• Exercise
Quote every line of the data below as it stands, omitting pictures.

(Data entries)
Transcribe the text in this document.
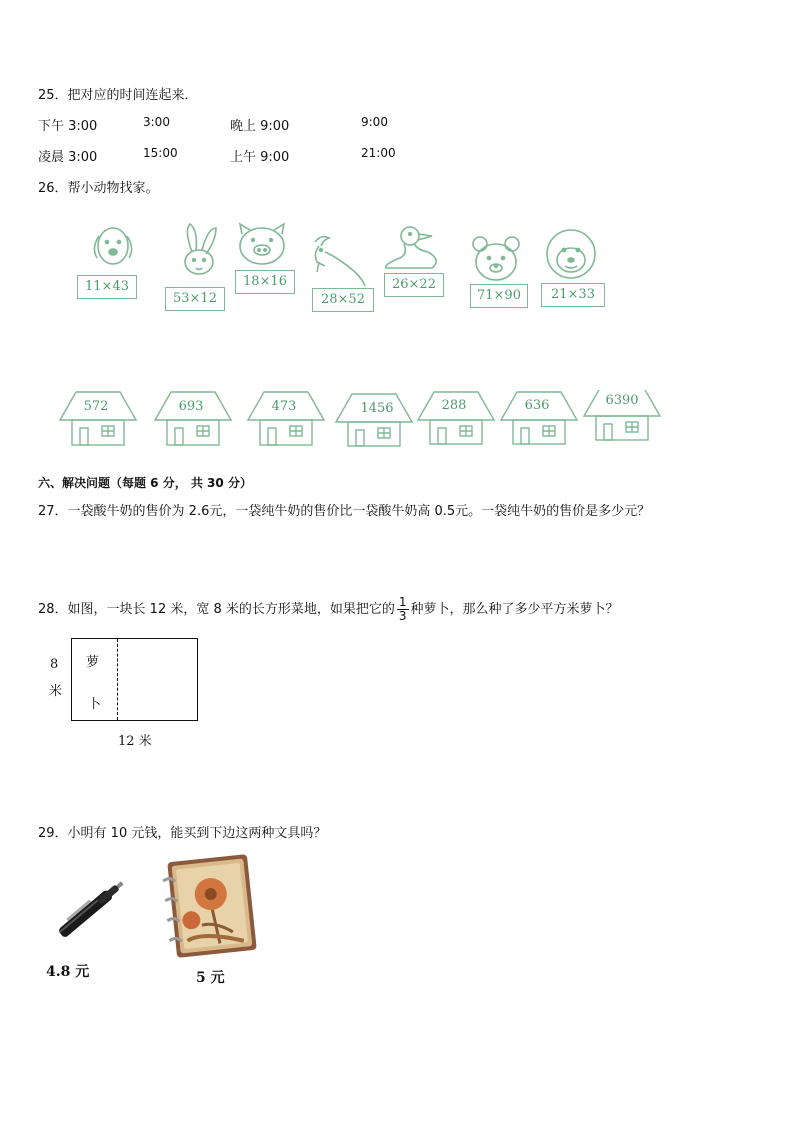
25．把对应的时间连起来．
下午 3:00	3:00	晚上 9:00	9:00
凌晨 3:00	15:00	上午 9:00	21:00
26．帮小动物找家。
11×43
53×12
18×16
28×52
26×22
71×90	21×33
572	693	473	1456	288	636	6390
六、解决问题（每题 6 分， 共 30 分）
27．一袋酸牛奶的售价为 2.6元，一袋纯牛奶的售价比一袋酸牛奶高 0.5元。一袋纯牛奶的售价是多少元？
28．如图，一块长 12 米，宽 8 米的长方形菜地，如果把它的 $\frac{1}{3}$ 种萝卜，那么种了多少平方米萝卜？
萝
卜
8
米
12 米
29．小明有 10 元钱，能买到下边这两种文具吗？
4.8 元	5 元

• Correct answer
Transcribe the text in this document.
25．把对应的时间连起来．
下午 3:00	3:00	晚上 9:00	9:00
凌晨 3:00	15:00	上午 9:00	21:00
26．帮小动物找家。
11×43
53×12
18×16
28×52
26×22
71×90	21×33
572	693	473	1456	288	636	6390
六、解决问题（每题 6 分， 共 30 分）
27．一袋酸牛奶的售价为 2.6元，一袋纯牛奶的售价比一袋酸牛奶高 0.5元。一袋纯牛奶的售价是多少元？
28．如图，一块长 12 米，宽 8 米的长方形菜地，如果把它的 $\frac{1}{3}$ 种萝卜，那么种了多少平方米萝卜？
萝
卜
8
米
12 米
29．小明有 10 元钱，能买到下边这两种文具吗？
4.8 元	5 元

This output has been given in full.